Request: Output every line of the material exactly, omitting images.

>> start Supplied material

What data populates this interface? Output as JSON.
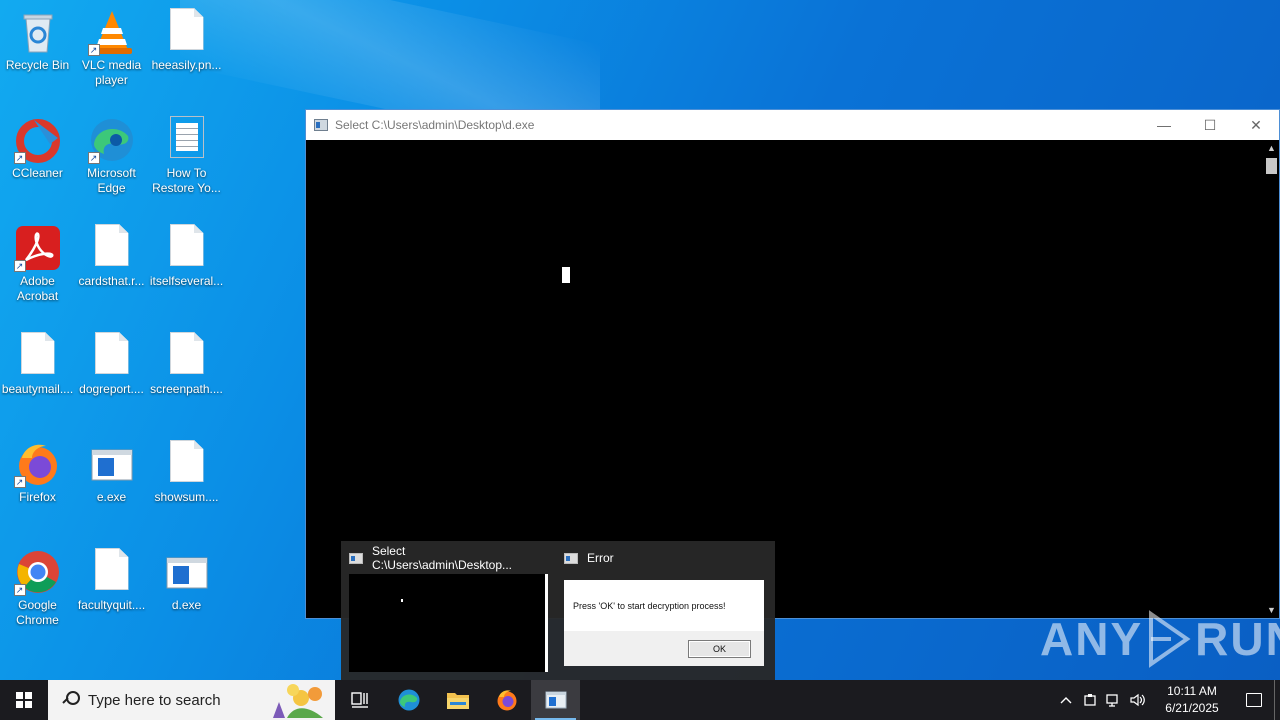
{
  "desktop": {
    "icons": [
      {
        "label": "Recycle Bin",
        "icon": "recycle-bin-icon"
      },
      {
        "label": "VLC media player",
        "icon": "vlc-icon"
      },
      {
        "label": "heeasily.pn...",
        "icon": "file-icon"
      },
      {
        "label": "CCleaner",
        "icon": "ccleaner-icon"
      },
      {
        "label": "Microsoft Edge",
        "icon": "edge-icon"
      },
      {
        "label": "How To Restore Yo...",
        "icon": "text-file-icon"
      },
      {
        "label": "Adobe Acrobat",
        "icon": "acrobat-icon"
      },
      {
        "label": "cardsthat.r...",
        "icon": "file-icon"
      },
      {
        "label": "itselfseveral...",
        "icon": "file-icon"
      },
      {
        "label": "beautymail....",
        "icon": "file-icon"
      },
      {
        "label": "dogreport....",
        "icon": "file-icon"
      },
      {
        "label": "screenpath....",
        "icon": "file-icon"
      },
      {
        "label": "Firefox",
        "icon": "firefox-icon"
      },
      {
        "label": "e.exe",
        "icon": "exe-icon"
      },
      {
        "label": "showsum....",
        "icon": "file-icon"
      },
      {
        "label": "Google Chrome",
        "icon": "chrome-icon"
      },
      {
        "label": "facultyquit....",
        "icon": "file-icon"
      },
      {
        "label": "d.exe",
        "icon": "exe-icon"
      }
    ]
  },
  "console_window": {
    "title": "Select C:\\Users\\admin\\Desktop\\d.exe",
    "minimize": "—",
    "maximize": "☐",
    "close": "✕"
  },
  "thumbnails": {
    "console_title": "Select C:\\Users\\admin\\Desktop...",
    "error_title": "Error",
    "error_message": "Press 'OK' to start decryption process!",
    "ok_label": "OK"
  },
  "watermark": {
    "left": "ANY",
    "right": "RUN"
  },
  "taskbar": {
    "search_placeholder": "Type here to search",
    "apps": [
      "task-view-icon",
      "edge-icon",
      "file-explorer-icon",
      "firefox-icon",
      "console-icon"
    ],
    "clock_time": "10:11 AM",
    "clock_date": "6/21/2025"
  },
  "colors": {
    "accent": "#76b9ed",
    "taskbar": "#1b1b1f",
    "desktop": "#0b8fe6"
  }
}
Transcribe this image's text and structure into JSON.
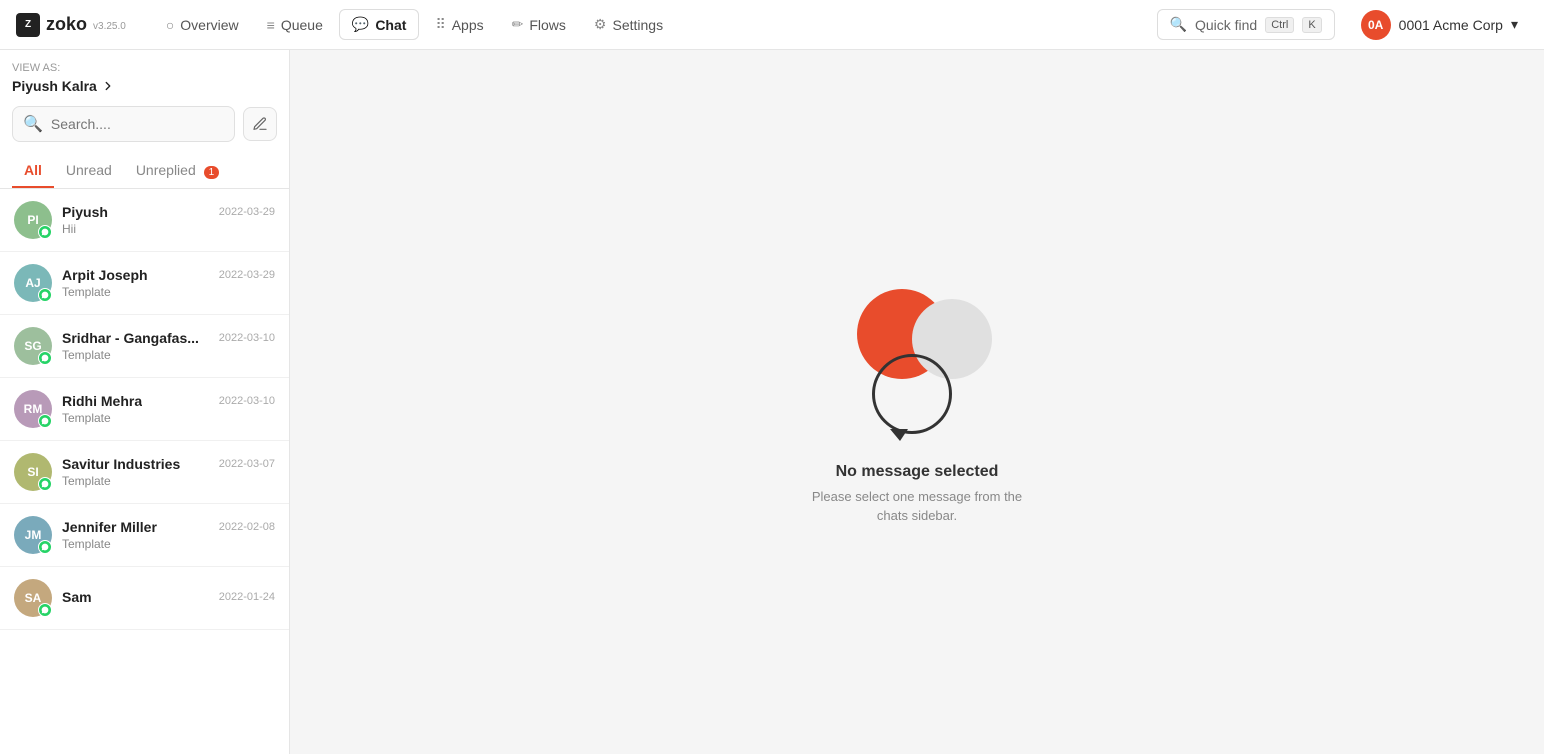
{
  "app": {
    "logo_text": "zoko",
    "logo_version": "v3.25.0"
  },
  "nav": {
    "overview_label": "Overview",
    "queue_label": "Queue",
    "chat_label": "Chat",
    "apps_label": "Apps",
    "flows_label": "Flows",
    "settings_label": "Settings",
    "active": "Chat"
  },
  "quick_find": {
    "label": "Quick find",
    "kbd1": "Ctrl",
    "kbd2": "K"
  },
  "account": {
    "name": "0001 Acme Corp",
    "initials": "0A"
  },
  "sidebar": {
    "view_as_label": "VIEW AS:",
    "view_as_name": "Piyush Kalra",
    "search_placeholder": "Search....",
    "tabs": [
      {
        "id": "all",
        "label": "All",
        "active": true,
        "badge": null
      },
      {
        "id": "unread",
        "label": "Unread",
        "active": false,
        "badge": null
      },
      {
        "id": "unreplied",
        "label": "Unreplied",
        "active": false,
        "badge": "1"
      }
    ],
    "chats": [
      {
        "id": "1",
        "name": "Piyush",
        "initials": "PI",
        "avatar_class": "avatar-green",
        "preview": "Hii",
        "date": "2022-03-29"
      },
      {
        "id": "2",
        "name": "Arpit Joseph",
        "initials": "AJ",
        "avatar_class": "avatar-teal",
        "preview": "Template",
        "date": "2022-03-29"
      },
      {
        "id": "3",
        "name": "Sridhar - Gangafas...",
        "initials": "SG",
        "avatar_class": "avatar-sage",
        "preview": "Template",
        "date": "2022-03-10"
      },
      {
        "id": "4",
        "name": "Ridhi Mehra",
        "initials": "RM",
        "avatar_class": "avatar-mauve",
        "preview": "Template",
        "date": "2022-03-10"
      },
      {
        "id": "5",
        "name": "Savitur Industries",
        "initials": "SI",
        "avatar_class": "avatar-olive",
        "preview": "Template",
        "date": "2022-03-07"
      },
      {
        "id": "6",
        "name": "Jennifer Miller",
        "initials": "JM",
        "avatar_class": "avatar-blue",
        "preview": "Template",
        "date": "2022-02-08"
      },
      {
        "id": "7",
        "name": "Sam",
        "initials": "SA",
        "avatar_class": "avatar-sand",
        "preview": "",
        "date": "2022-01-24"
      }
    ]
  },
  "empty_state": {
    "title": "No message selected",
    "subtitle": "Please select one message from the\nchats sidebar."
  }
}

>> end Supplied material

Result for this exercise:
What data populates this interface? Output as JSON.
{
  "desktop": {
    "icons": [
      {
        "label": "Recycle Bin",
        "icon": "recycle-bin-icon"
      },
      {
        "label": "VLC media player",
        "icon": "vlc-icon"
      },
      {
        "label": "heeasily.pn...",
        "icon": "file-icon"
      },
      {
        "label": "CCleaner",
        "icon": "ccleaner-icon"
      },
      {
        "label": "Microsoft Edge",
        "icon": "edge-icon"
      },
      {
        "label": "How To Restore Yo...",
        "icon": "text-file-icon"
      },
      {
        "label": "Adobe Acrobat",
        "icon": "acrobat-icon"
      },
      {
        "label": "cardsthat.r...",
        "icon": "file-icon"
      },
      {
        "label": "itselfseveral...",
        "icon": "file-icon"
      },
      {
        "label": "beautymail....",
        "icon": "file-icon"
      },
      {
        "label": "dogreport....",
        "icon": "file-icon"
      },
      {
        "label": "screenpath....",
        "icon": "file-icon"
      },
      {
        "label": "Firefox",
        "icon": "firefox-icon"
      },
      {
        "label": "e.exe",
        "icon": "exe-icon"
      },
      {
        "label": "showsum....",
        "icon": "file-icon"
      },
      {
        "label": "Google Chrome",
        "icon": "chrome-icon"
      },
      {
        "label": "facultyquit....",
        "icon": "file-icon"
      },
      {
        "label": "d.exe",
        "icon": "exe-icon"
      }
    ]
  },
  "console_window": {
    "title": "Select C:\\Users\\admin\\Desktop\\d.exe",
    "minimize": "—",
    "maximize": "☐",
    "close": "✕"
  },
  "thumbnails": {
    "console_title": "Select C:\\Users\\admin\\Desktop...",
    "error_title": "Error",
    "error_message": "Press 'OK' to start decryption process!",
    "ok_label": "OK"
  },
  "watermark": {
    "left": "ANY",
    "right": "RUN"
  },
  "taskbar": {
    "search_placeholder": "Type here to search",
    "apps": [
      "task-view-icon",
      "edge-icon",
      "file-explorer-icon",
      "firefox-icon",
      "console-icon"
    ],
    "clock_time": "10:11 AM",
    "clock_date": "6/21/2025"
  },
  "colors": {
    "accent": "#76b9ed",
    "taskbar": "#1b1b1f",
    "desktop": "#0b8fe6"
  }
}
Transcribe this image's text and structure into JSON.
{
  "app": {
    "logo_text": "zoko",
    "logo_version": "v3.25.0"
  },
  "nav": {
    "overview_label": "Overview",
    "queue_label": "Queue",
    "chat_label": "Chat",
    "apps_label": "Apps",
    "flows_label": "Flows",
    "settings_label": "Settings",
    "active": "Chat"
  },
  "quick_find": {
    "label": "Quick find",
    "kbd1": "Ctrl",
    "kbd2": "K"
  },
  "account": {
    "name": "0001 Acme Corp",
    "initials": "0A"
  },
  "sidebar": {
    "view_as_label": "VIEW AS:",
    "view_as_name": "Piyush Kalra",
    "search_placeholder": "Search....",
    "tabs": [
      {
        "id": "all",
        "label": "All",
        "active": true,
        "badge": null
      },
      {
        "id": "unread",
        "label": "Unread",
        "active": false,
        "badge": null
      },
      {
        "id": "unreplied",
        "label": "Unreplied",
        "active": false,
        "badge": "1"
      }
    ],
    "chats": [
      {
        "id": "1",
        "name": "Piyush",
        "initials": "PI",
        "avatar_class": "avatar-green",
        "preview": "Hii",
        "date": "2022-03-29"
      },
      {
        "id": "2",
        "name": "Arpit Joseph",
        "initials": "AJ",
        "avatar_class": "avatar-teal",
        "preview": "Template",
        "date": "2022-03-29"
      },
      {
        "id": "3",
        "name": "Sridhar - Gangafas...",
        "initials": "SG",
        "avatar_class": "avatar-sage",
        "preview": "Template",
        "date": "2022-03-10"
      },
      {
        "id": "4",
        "name": "Ridhi Mehra",
        "initials": "RM",
        "avatar_class": "avatar-mauve",
        "preview": "Template",
        "date": "2022-03-10"
      },
      {
        "id": "5",
        "name": "Savitur Industries",
        "initials": "SI",
        "avatar_class": "avatar-olive",
        "preview": "Template",
        "date": "2022-03-07"
      },
      {
        "id": "6",
        "name": "Jennifer Miller",
        "initials": "JM",
        "avatar_class": "avatar-blue",
        "preview": "Template",
        "date": "2022-02-08"
      },
      {
        "id": "7",
        "name": "Sam",
        "initials": "SA",
        "avatar_class": "avatar-sand",
        "preview": "",
        "date": "2022-01-24"
      }
    ]
  },
  "empty_state": {
    "title": "No message selected",
    "subtitle": "Please select one message from the\nchats sidebar."
  }
}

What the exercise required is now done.